_WHAT THE TASK REQUIRES_
Whenever a line contains the string "Schedule", copy it out of the entries.
# # # # # # #
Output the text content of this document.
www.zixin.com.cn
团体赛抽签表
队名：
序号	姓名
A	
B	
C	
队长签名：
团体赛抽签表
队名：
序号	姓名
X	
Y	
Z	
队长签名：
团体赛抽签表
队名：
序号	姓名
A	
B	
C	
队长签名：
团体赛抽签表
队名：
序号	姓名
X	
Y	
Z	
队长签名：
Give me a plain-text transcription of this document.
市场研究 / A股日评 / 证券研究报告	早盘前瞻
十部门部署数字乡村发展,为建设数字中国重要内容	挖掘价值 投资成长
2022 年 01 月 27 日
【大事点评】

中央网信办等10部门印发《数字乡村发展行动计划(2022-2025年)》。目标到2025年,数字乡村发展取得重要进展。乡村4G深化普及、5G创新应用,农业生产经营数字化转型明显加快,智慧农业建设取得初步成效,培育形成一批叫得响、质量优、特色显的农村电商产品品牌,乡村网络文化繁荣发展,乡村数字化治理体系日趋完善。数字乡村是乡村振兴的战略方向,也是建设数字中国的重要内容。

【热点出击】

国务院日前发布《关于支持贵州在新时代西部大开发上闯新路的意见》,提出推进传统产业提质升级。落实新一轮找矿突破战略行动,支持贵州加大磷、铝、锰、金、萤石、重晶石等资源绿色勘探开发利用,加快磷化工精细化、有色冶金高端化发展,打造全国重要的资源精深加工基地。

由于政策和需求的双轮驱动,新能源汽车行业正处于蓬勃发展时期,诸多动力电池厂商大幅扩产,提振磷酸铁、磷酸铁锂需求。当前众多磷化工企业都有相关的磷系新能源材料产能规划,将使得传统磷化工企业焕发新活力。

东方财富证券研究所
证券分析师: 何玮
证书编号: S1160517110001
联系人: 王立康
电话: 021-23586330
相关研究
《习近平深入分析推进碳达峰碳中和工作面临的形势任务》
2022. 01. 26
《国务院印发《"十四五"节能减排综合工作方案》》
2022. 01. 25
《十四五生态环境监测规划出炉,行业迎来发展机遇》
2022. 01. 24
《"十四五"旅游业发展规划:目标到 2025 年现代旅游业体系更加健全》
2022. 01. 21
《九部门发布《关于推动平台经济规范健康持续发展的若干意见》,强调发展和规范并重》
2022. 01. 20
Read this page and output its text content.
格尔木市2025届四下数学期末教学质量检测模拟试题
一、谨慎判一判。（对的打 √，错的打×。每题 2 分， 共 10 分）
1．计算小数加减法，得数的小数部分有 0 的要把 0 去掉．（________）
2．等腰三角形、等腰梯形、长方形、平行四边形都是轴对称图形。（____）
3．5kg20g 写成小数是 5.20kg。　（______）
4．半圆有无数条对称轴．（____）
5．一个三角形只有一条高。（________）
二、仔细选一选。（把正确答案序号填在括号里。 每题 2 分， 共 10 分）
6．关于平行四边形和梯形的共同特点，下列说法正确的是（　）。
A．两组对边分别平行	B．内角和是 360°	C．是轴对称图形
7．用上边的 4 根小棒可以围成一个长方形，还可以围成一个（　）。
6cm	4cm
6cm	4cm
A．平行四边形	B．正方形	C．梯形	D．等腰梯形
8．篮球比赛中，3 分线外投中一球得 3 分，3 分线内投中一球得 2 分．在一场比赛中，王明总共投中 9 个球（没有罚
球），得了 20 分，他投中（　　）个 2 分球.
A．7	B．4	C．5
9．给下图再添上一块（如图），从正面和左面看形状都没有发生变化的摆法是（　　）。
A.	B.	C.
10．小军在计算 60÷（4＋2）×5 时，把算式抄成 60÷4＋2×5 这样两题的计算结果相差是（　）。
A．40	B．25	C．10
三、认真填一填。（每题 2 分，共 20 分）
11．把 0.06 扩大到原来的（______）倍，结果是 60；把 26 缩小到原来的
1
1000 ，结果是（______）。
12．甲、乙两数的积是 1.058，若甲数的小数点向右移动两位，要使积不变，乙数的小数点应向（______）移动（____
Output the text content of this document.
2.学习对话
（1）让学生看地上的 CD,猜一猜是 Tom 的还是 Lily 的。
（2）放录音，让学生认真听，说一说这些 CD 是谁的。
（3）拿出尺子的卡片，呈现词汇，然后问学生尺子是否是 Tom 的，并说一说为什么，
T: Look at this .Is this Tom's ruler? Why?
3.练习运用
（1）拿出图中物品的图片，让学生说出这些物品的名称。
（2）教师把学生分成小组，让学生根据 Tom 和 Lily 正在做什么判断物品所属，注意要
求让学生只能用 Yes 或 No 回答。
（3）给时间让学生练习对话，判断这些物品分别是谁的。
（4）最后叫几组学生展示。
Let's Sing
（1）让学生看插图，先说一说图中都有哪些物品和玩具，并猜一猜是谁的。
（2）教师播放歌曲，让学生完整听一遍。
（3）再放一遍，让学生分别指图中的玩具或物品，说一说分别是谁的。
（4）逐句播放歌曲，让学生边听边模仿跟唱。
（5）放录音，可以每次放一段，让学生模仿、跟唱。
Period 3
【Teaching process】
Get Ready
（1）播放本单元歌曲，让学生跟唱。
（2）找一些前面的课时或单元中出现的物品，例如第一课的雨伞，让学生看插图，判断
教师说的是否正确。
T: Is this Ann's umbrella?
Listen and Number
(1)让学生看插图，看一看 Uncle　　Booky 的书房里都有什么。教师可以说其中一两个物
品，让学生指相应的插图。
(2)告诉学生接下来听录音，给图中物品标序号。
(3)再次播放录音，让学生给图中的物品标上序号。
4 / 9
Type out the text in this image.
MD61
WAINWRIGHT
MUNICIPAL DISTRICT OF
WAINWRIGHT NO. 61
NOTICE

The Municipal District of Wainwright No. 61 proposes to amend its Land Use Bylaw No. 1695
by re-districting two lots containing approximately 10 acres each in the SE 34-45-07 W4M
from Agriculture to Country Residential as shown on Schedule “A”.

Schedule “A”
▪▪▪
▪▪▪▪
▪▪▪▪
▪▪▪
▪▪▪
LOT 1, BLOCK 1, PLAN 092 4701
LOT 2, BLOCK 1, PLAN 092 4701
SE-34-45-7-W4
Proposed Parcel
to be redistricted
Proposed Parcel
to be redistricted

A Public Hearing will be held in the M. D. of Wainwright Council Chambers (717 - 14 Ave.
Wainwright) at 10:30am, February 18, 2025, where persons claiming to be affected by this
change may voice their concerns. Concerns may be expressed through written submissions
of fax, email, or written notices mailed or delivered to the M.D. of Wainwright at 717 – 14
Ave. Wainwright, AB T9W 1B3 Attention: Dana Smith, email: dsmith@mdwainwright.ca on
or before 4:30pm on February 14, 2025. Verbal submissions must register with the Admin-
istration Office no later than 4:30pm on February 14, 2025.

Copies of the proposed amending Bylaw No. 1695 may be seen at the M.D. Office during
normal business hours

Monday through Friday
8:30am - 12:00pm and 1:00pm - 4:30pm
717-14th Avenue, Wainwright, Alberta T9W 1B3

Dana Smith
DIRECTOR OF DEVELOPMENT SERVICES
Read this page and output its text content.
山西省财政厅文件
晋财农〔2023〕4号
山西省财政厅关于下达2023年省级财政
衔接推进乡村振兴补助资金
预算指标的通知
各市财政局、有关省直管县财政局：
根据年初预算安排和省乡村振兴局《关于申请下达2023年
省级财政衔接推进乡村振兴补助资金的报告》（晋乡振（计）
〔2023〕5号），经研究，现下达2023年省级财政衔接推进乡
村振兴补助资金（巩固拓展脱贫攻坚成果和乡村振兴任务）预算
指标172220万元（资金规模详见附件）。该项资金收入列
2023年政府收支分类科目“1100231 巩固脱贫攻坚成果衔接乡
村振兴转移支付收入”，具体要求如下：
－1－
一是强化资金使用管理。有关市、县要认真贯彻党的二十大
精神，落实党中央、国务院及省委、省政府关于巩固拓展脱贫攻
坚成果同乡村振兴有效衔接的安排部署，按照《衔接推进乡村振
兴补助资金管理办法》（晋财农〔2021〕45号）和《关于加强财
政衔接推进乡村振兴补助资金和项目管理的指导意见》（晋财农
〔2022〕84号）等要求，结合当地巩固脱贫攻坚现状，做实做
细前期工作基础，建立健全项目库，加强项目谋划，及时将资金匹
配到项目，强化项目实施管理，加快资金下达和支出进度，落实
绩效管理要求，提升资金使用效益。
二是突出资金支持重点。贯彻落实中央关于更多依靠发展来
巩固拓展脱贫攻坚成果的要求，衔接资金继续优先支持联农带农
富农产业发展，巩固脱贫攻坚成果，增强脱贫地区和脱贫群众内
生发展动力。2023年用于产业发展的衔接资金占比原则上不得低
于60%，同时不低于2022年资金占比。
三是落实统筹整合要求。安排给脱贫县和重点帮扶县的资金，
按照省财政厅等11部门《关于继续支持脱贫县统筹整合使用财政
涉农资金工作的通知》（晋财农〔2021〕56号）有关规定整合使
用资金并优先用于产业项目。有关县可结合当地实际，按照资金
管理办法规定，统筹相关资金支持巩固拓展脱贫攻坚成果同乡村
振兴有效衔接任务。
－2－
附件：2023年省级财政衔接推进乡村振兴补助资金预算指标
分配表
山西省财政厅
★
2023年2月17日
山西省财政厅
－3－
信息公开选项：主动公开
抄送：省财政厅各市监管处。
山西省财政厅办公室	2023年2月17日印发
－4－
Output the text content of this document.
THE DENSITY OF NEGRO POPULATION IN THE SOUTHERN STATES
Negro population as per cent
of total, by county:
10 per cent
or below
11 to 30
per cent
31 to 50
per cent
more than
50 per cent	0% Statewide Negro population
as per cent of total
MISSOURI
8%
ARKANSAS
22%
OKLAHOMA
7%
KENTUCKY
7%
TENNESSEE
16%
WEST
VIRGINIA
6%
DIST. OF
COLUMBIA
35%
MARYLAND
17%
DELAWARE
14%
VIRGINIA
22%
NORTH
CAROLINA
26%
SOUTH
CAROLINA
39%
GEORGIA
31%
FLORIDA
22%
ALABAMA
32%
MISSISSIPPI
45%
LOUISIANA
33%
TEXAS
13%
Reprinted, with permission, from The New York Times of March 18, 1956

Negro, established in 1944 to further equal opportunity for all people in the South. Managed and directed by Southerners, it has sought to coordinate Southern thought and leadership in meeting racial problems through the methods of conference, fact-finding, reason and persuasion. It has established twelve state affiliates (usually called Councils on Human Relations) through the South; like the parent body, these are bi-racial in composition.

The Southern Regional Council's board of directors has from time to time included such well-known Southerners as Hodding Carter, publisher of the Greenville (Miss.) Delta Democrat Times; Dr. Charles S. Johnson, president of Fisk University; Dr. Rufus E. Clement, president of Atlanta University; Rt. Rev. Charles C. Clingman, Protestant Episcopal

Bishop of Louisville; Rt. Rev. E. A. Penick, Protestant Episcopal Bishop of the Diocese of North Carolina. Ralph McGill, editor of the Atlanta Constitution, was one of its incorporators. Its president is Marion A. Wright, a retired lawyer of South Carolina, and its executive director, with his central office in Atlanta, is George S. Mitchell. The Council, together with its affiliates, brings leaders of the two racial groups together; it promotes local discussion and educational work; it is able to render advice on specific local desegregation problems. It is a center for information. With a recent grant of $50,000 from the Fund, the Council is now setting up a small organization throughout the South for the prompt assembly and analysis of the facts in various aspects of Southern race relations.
# # # # # # #
_SOLUTION TO THE PROBLEM_
from Agriculture to Country Residential as shown on Schedule “A”.
Schedule “A”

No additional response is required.